◆ RAW DATA:
..........

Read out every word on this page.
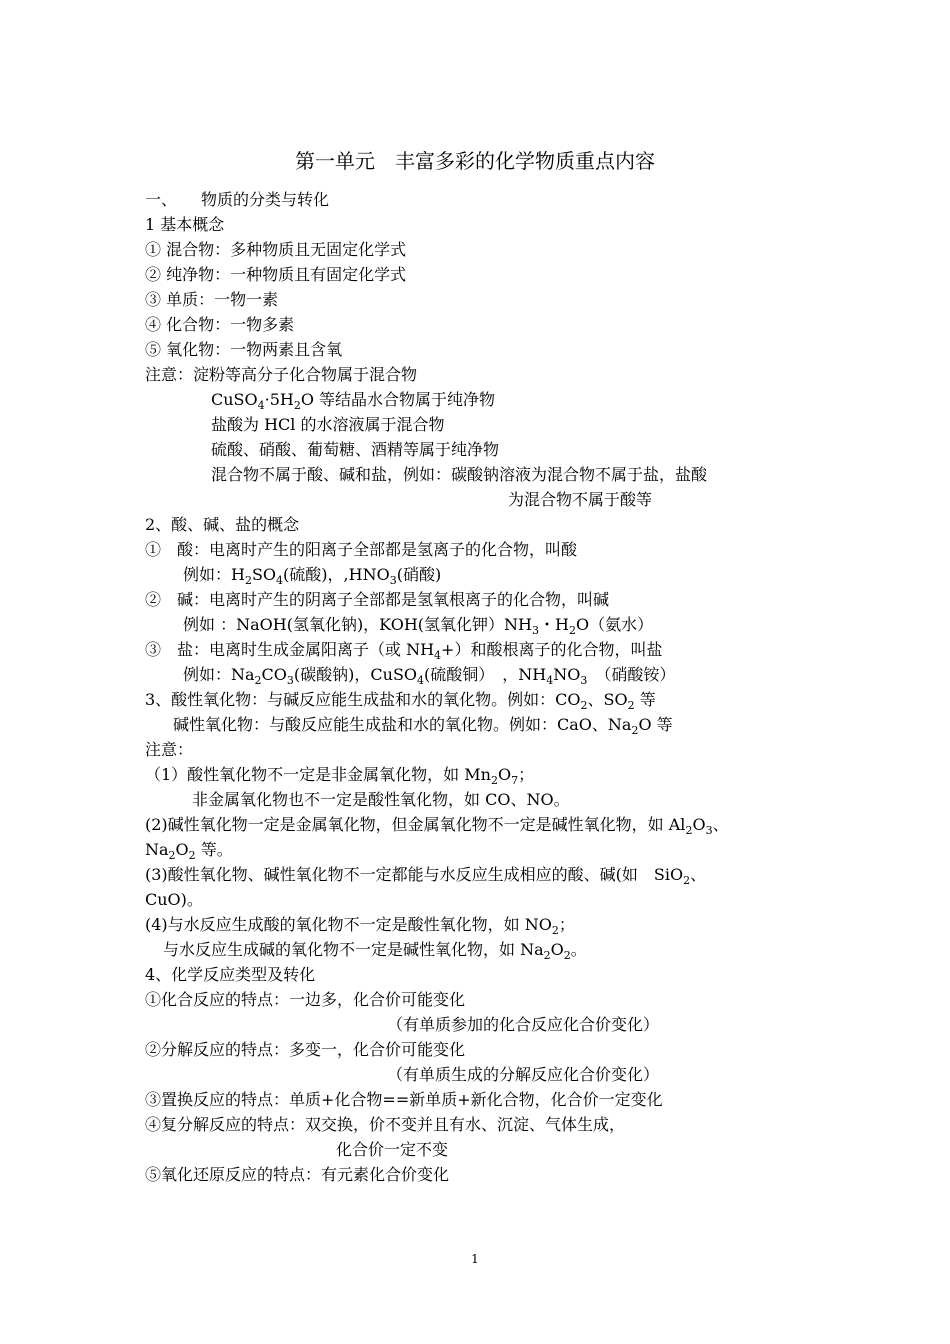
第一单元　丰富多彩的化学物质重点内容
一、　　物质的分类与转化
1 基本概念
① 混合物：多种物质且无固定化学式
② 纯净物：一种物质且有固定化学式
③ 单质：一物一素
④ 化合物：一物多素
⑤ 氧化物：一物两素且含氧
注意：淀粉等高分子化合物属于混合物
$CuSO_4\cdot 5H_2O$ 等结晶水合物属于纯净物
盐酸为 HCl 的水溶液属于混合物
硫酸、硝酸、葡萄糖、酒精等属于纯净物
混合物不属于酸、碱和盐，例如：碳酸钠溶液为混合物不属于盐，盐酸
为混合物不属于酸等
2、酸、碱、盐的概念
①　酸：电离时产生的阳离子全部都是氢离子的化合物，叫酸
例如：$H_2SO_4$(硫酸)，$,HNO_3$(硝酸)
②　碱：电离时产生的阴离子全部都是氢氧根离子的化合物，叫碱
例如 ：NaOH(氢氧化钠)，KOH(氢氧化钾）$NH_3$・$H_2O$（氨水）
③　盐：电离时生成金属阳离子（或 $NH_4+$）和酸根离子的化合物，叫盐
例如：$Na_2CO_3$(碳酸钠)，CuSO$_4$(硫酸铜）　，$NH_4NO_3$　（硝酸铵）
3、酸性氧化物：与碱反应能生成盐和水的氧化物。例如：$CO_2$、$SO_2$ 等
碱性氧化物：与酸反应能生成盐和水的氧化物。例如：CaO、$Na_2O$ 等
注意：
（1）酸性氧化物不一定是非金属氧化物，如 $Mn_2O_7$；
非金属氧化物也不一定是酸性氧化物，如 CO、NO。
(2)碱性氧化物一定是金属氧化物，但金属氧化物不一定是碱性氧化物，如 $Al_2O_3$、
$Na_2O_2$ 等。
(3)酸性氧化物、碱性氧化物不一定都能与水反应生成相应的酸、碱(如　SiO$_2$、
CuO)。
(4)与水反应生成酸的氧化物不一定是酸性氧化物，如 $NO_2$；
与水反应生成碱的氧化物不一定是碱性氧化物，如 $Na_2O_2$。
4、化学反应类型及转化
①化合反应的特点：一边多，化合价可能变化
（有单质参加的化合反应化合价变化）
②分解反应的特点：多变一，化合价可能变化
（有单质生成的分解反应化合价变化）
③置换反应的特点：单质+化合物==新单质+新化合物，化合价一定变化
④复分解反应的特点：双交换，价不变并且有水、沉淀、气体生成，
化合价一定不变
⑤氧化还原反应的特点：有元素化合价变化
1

..........

◆ TASK OBJECTIVE:
Show the lines of the records that include the string "化合价可能变化".

◆ RESULT OF THE EXERCISE:
①化合反应的特点：一边多，化合价可能变化
②分解反应的特点：多变一，化合价可能变化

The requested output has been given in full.